Figure content listings:
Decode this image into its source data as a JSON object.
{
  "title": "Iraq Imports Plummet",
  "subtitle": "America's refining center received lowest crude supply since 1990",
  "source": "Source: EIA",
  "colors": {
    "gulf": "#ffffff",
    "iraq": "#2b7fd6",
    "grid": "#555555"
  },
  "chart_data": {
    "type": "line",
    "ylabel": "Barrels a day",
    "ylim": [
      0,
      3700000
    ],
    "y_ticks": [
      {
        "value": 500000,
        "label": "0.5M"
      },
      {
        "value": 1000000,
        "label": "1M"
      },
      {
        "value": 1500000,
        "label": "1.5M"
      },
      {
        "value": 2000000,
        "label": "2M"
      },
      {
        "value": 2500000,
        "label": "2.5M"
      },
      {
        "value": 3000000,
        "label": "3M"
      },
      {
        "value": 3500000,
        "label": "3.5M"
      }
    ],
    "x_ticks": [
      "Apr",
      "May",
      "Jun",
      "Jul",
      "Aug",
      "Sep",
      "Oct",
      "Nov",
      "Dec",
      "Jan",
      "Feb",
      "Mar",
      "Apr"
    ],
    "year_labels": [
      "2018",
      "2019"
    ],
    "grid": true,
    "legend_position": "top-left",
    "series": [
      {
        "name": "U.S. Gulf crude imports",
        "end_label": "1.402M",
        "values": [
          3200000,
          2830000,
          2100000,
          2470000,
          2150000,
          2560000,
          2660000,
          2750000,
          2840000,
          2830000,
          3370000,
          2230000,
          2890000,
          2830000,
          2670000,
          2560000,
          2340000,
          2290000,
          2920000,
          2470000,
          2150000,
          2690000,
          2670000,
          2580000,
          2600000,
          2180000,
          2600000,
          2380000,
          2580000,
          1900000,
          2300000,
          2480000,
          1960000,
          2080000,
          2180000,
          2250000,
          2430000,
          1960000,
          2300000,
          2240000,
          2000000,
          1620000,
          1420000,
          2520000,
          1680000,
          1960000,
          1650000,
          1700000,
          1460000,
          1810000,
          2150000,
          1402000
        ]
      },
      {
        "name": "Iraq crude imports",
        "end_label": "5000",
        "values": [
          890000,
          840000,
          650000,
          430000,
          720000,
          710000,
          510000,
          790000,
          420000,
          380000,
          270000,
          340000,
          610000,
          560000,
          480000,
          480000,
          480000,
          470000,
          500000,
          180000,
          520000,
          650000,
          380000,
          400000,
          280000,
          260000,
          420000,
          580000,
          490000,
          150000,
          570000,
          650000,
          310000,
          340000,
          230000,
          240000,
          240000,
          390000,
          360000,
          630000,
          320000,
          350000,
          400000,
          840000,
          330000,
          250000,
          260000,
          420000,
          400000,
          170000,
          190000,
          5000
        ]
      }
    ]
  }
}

- _Exercise requirements_
Copy out the full listing exactly.

- _Final result_
Decode this image into its source data as a JSON object.
{
  "title": "Iraq Imports Plummet",
  "subtitle": "America's refining center received lowest crude supply since 1990",
  "source": "Source: EIA",
  "colors": {
    "gulf": "#ffffff",
    "iraq": "#2b7fd6",
    "grid": "#555555"
  },
  "chart_data": {
    "type": "line",
    "ylabel": "Barrels a day",
    "ylim": [
      0,
      3700000
    ],
    "y_ticks": [
      {
        "value": 500000,
        "label": "0.5M"
      },
      {
        "value": 1000000,
        "label": "1M"
      },
      {
        "value": 1500000,
        "label": "1.5M"
      },
      {
        "value": 2000000,
        "label": "2M"
      },
      {
        "value": 2500000,
        "label": "2.5M"
      },
      {
        "value": 3000000,
        "label": "3M"
      },
      {
        "value": 3500000,
        "label": "3.5M"
      }
    ],
    "x_ticks": [
      "Apr",
      "May",
      "Jun",
      "Jul",
      "Aug",
      "Sep",
      "Oct",
      "Nov",
      "Dec",
      "Jan",
      "Feb",
      "Mar",
      "Apr"
    ],
    "year_labels": [
      "2018",
      "2019"
    ],
    "grid": true,
    "legend_position": "top-left",
    "series": [
      {
        "name": "U.S. Gulf crude imports",
        "end_label": "1.402M",
        "values": [
          3200000,
          2830000,
          2100000,
          2470000,
          2150000,
          2560000,
          2660000,
          2750000,
          2840000,
          2830000,
          3370000,
          2230000,
          2890000,
          2830000,
          2670000,
          2560000,
          2340000,
          2290000,
          2920000,
          2470000,
          2150000,
          2690000,
          2670000,
          2580000,
          2600000,
          2180000,
          2600000,
          2380000,
          2580000,
          1900000,
          2300000,
          2480000,
          1960000,
          2080000,
          2180000,
          2250000,
          2430000,
          1960000,
          2300000,
          2240000,
          2000000,
          1620000,
          1420000,
          2520000,
          1680000,
          1960000,
          1650000,
          1700000,
          1460000,
          1810000,
          2150000,
          1402000
        ]
      },
      {
        "name": "Iraq crude imports",
        "end_label": "5000",
        "values": [
          890000,
          840000,
          650000,
          430000,
          720000,
          710000,
          510000,
          790000,
          420000,
          380000,
          270000,
          340000,
          610000,
          560000,
          480000,
          480000,
          480000,
          470000,
          500000,
          180000,
          520000,
          650000,
          380000,
          400000,
          280000,
          260000,
          420000,
          580000,
          490000,
          150000,
          570000,
          650000,
          310000,
          340000,
          230000,
          240000,
          240000,
          390000,
          360000,
          630000,
          320000,
          350000,
          400000,
          840000,
          330000,
          250000,
          260000,
          420000,
          400000,
          170000,
          190000,
          5000
        ]
      }
    ]
  }
}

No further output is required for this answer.